DATA SUPPLIED:
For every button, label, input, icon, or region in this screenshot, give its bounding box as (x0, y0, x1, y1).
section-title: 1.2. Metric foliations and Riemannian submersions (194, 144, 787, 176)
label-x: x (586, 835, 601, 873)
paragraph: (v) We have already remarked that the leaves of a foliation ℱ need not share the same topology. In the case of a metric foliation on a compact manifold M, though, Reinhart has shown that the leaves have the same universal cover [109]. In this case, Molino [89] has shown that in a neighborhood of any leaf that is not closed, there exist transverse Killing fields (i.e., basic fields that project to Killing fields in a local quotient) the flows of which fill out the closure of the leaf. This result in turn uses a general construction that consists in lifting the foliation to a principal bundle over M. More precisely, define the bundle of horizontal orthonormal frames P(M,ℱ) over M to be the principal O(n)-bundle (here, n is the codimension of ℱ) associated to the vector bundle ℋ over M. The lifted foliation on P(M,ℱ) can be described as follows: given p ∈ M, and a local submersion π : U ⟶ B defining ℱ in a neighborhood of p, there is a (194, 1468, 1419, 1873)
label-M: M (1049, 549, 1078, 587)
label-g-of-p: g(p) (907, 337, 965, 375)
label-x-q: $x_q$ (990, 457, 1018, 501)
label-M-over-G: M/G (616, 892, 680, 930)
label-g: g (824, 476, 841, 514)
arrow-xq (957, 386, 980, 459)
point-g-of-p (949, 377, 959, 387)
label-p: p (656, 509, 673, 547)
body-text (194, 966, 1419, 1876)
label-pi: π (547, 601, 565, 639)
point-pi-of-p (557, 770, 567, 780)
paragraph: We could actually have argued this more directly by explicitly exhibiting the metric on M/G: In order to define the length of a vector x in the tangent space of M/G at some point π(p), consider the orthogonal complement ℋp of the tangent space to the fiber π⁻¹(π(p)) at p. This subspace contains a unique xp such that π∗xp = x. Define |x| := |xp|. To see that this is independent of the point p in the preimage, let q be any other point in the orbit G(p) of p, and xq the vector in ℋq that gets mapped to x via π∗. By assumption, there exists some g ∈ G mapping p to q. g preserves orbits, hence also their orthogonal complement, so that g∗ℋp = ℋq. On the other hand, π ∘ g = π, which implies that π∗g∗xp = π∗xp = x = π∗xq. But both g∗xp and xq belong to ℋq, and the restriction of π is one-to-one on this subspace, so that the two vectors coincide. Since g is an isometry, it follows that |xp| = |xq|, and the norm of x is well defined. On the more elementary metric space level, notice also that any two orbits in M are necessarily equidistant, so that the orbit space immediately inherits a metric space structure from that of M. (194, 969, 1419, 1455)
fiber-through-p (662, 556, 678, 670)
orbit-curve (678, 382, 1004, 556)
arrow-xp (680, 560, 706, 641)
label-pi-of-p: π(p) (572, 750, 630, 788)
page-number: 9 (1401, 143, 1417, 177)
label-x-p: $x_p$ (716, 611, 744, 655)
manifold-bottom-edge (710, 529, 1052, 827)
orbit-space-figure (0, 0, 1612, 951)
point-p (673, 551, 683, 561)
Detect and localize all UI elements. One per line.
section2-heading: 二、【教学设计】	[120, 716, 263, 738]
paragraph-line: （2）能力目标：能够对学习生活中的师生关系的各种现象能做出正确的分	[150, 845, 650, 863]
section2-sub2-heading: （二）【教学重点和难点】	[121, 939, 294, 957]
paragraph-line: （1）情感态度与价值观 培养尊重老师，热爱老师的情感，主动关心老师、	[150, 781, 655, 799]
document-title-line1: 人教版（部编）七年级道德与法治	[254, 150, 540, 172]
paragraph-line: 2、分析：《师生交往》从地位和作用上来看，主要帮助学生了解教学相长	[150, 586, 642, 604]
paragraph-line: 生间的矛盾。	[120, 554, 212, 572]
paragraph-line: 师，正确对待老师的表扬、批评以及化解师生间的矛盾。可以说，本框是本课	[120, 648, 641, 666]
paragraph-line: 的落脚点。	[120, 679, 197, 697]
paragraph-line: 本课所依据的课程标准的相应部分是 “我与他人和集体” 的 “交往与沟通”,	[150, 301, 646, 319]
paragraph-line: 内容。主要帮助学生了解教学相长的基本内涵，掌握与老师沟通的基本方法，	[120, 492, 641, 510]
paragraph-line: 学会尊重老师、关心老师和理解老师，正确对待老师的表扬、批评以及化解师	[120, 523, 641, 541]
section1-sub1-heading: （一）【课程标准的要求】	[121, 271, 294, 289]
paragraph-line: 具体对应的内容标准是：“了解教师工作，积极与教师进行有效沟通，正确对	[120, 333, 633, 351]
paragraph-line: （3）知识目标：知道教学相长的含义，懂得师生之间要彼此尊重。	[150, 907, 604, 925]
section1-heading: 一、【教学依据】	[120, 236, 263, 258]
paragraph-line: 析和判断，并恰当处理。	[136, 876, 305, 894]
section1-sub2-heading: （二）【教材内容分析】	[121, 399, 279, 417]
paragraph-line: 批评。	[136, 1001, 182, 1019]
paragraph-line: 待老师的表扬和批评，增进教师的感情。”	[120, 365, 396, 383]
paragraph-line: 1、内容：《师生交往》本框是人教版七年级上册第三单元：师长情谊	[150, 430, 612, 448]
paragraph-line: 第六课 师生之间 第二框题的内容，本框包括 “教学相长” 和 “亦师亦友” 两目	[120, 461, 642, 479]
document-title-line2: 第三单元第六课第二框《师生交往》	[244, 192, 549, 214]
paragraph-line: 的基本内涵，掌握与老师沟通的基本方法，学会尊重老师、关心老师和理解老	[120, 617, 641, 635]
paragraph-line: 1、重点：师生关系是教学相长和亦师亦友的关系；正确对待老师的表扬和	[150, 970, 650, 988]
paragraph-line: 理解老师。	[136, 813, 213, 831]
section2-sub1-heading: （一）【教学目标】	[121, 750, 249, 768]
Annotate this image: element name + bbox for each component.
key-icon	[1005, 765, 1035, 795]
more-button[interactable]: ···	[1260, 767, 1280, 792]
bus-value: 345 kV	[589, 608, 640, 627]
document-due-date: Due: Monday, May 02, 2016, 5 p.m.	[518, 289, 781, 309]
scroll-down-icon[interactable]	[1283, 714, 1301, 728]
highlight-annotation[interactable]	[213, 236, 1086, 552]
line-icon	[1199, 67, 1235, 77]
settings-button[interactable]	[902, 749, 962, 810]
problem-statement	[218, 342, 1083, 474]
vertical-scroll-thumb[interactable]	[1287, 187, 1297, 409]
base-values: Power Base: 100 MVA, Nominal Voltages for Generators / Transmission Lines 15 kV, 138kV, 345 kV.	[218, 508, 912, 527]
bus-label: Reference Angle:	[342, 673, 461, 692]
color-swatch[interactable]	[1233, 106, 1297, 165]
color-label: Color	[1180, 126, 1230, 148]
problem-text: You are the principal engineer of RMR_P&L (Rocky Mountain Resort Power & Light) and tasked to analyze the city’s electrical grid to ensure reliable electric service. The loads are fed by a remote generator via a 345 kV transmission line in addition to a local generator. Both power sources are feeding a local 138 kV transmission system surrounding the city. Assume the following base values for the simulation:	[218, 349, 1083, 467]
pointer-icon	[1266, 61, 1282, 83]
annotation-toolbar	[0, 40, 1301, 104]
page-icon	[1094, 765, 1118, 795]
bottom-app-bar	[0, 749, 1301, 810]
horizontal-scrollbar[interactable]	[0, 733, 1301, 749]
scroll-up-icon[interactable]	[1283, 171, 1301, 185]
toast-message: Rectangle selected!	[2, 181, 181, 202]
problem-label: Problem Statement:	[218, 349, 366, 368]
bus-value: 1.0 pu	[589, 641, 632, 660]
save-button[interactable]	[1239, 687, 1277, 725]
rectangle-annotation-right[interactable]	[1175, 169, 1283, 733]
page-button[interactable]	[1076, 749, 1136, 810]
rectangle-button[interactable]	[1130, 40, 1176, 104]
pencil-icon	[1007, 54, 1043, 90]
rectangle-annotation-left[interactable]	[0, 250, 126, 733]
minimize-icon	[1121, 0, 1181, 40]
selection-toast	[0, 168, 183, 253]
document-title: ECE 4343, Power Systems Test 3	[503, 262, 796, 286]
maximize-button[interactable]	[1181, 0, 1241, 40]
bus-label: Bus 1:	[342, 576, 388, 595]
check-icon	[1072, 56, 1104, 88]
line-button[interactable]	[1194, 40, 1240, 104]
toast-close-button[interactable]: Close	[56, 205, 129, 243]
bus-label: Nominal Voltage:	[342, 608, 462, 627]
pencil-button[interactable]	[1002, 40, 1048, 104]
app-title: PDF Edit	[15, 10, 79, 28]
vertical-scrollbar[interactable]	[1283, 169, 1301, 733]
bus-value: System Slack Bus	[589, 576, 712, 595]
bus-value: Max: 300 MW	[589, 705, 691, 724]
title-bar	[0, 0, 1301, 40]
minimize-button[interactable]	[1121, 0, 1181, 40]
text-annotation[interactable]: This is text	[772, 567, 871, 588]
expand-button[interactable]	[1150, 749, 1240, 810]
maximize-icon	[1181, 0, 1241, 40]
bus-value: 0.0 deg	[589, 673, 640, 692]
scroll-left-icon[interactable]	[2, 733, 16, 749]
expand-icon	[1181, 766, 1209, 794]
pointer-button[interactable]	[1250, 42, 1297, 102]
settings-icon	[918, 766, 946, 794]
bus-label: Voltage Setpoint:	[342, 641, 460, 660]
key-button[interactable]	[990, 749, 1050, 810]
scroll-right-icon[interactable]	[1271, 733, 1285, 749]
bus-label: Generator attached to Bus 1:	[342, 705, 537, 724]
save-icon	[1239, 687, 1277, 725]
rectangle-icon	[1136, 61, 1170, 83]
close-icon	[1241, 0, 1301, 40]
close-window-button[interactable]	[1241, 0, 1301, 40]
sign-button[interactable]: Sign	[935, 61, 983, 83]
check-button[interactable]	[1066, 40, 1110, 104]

SET EXERCISE:
In the material, from the first line through the line containing "label-x: x (586, 835, 601, 873)", change "screenshot" to "image" and give those lines again with nothing else changed.

RESULT FOR THIS EXERCISE:
For every button, label, input, icon, or region in this image, give its bounding box as (x0, y0, x1, y1).
section-title: 1.2. Metric foliations and Riemannian submersions (194, 144, 787, 176)
label-x: x (586, 835, 601, 873)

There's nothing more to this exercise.